Task requirements
Continue the forum thread on drilling holes into granite, picking up after its last post.

* start Passage to read *

# Need Advice On Drilling Into Granite



## tonyc56 (Nov 9, 2008)

I need to drill into granite three holes approximately 1 inch deep each using a 1/4" drill bit. What drill bit type would you recommend and do i need to spray the bit with water.

Thanks


----------



## JD3lta (Nov 22, 2009)

a masonry bit, tape your depth, will be fortunate if you don't break the bit if you've never drilled masonry. Can use a drill for, what are you doing tapcons.. even a 1/8" or other size bit to pilot the holes. I thought your thread was going to be about bigger holes, but yeah straightforward there


----------



## CENTERLINE MV (Jan 9, 2011)

It'll be easier than you think. I just drilled an 1-1/2" hole in a finished granite vanity top fairly easily. Took a little elbow grease but was easier than I expected. A quality bit is key.


----------



## TNTRenovate (Aug 19, 2010)

CENTERLINE MV said:


> It'll be easier than you think. I just drilled an 1-1/2" hole in a finished granite vanity top fairly easily. Took a little elbow grease but was easier than I expected. A quality bit is key.


Agreed! Also keeping the bit cool will allow the bit to hold the edge longer. So a little water dripped on the hole while drilling will help.


----------



## tonyc56 (Nov 9, 2008)

Since I don't often have to drill into stone or concrete I don't want to spend a lot on a hammer drill. What hammer drill would you recommend that's not expensive and would do the job.

* end Passage to read *
* start Excerpted data *

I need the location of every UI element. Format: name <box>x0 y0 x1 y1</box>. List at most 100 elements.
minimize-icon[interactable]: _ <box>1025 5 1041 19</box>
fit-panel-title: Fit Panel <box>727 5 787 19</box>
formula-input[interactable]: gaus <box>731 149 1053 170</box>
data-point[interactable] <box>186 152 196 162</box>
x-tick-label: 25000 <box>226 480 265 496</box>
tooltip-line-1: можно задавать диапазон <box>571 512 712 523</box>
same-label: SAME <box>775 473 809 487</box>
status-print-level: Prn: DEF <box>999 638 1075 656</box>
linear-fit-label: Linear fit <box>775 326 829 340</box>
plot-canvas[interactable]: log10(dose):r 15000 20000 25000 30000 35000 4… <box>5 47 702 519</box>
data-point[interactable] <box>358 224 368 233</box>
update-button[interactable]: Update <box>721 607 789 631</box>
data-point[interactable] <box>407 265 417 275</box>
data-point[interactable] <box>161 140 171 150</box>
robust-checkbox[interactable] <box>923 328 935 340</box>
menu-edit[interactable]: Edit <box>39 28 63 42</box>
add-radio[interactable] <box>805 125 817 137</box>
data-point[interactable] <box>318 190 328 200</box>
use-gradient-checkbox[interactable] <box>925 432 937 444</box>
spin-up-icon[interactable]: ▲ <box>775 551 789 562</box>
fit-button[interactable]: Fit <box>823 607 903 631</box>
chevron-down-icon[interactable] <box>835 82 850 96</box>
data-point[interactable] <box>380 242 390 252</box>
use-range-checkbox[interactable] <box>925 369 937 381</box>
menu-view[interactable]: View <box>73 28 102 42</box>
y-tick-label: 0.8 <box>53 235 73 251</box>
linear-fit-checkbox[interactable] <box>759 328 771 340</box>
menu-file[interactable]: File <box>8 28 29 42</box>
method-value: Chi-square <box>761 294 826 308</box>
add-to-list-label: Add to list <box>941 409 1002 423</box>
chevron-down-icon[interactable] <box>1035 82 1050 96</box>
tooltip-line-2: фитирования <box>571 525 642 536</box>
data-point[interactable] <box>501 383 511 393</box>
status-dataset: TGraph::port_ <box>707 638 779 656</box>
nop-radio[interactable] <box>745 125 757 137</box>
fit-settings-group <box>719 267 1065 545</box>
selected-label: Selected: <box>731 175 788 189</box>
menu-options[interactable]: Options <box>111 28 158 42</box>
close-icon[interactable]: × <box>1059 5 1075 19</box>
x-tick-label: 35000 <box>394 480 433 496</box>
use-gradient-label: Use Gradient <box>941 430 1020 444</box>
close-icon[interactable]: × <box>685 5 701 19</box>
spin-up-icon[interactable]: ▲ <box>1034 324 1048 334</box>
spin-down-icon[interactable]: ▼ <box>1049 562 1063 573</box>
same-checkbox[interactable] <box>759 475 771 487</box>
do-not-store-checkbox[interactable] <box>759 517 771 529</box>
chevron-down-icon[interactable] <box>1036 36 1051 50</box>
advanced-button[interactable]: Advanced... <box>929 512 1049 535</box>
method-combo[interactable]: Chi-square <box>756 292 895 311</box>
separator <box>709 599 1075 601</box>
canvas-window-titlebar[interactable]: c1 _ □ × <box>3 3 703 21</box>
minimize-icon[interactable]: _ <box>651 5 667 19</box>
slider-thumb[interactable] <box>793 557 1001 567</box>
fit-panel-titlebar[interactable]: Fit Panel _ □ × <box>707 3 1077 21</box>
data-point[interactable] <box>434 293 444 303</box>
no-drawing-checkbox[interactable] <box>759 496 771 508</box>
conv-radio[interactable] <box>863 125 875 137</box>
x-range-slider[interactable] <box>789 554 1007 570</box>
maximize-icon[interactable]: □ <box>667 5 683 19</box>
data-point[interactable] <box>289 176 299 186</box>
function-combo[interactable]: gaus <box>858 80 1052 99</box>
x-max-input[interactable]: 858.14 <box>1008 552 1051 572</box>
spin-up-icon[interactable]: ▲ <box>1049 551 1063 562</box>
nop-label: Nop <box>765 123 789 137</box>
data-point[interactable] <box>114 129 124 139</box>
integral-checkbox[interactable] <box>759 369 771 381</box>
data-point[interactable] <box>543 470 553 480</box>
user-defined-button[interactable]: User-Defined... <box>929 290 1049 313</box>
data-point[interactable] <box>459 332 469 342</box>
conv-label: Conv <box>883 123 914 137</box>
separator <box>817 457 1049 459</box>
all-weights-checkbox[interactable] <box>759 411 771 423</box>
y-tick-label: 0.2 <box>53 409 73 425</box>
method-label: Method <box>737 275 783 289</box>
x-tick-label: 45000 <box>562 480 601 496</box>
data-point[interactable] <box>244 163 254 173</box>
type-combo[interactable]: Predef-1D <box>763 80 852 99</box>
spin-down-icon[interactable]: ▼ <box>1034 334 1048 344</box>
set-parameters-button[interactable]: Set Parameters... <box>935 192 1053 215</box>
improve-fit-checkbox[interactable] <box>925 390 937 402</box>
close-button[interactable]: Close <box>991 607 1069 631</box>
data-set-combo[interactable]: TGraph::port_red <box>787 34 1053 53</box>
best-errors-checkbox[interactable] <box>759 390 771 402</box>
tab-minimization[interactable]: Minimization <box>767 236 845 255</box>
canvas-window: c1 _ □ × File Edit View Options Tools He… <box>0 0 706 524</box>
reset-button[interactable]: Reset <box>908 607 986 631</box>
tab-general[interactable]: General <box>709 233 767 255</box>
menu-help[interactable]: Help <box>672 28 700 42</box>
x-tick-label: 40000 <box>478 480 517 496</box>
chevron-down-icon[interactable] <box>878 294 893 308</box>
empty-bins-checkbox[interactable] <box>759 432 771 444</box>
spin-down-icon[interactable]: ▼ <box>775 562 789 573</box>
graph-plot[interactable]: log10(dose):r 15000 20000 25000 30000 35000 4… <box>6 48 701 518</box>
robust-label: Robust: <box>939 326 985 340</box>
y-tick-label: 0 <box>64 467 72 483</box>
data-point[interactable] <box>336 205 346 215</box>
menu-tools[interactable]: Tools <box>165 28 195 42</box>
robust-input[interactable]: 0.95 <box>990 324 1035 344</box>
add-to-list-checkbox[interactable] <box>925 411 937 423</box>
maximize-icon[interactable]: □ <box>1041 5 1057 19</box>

* end Excerpted data *

Written response
----------



## Exlud (Jun 23, 2013)

I've done it and used putty as a dam to keep a little bit of water on the cutting area. Probably overkill, but the bit is still good. Normally I leave it up to the stone guys.
Oh, and a hammer drill may have some unwanted results.


----------



## rrk (Apr 22, 2012)

Exlud said:


> I've done it and used putty as a dam to keep a little bit of water on the cutting area. Probably overkill, but the bit is still good. Normally I leave it up to the stone guys.
> Oh, and a hammer drill may have some unwanted results.


I definitely would not use putty, the oils in putty will stain the granite, some plumbers still don't know this and they get staining around fixture mounts. Duct tape works better


----------



## Exlud (Jun 23, 2013)

rrk said:


> I definitely would not use putty, the oils in putty will stain the granite, some plumbers still don't know this and they get staining around fixture mounts. Duct tape works better


You see why I tend to leave it to the stone guys? I think I'm doing myself a favor and I'm just lucky I didn't f#$# the whole thing up!


----------



## JBM (Mar 31, 2011)

Ive been eying the cordless screwgun/hammer drill that are out there, about 240 for the Milwaukee I think. 

Other then that you can buy one of the dewalt cheapo hammer drills for 80-100 I think. 

buy 2 or 3 bits, its easier to return them than to go pick up another one in the middle of whatever your doing.


----------



## TNTRenovate (Aug 19, 2010)

rrk said:


> I definitely would not use putty, the oils in putty will stain the granite, some plumbers still don't know this and they get staining around fixture mounts. Duct tape works better


Get non staining putty.


----------



## The Coastal Craftsman (Jun 29, 2009)

Armeg all day long. My next tiling job im gonna jump on the set but its so dam exspensive. well worth it though.


----------



## rrk (Apr 22, 2012)

TNTSERVICES said:


> Get non staining putty.


I asked my plumber and granite guys about that and they said to stay away from it so I have. 
My plumber doesn't like it because he felt it dried out, and the granite guys said some of it still stains especially lighter colored marble. So I just want to play it safe and not use it.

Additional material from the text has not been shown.